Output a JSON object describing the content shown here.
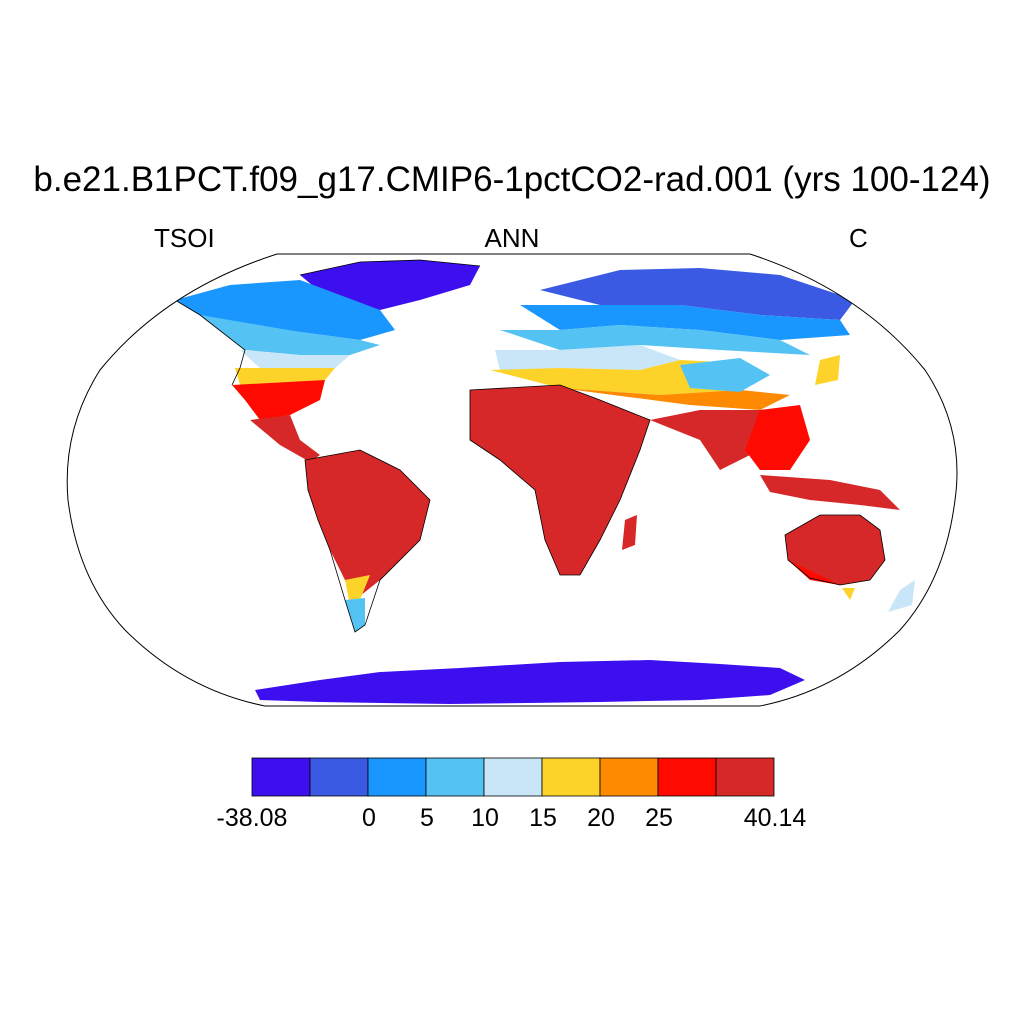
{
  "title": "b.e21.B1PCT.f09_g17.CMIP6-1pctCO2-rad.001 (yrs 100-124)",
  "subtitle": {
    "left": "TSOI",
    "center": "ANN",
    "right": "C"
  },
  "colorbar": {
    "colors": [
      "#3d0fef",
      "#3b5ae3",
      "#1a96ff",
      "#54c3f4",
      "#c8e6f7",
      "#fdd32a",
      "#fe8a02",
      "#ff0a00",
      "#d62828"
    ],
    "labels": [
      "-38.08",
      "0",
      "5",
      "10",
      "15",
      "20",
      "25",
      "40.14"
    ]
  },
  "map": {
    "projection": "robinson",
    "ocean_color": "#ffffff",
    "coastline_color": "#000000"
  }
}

**CHALLENGE**
Leave the pictures out and reproduce each record exactly as written.

**EXPECTED ANSWER**
Output a JSON object describing the content shown here.
{
  "title": "b.e21.B1PCT.f09_g17.CMIP6-1pctCO2-rad.001 (yrs 100-124)",
  "subtitle": {
    "left": "TSOI",
    "center": "ANN",
    "right": "C"
  },
  "colorbar": {
    "colors": [
      "#3d0fef",
      "#3b5ae3",
      "#1a96ff",
      "#54c3f4",
      "#c8e6f7",
      "#fdd32a",
      "#fe8a02",
      "#ff0a00",
      "#d62828"
    ],
    "labels": [
      "-38.08",
      "0",
      "5",
      "10",
      "15",
      "20",
      "25",
      "40.14"
    ]
  },
  "map": {
    "projection": "robinson",
    "ocean_color": "#ffffff",
    "coastline_color": "#000000"
  }
}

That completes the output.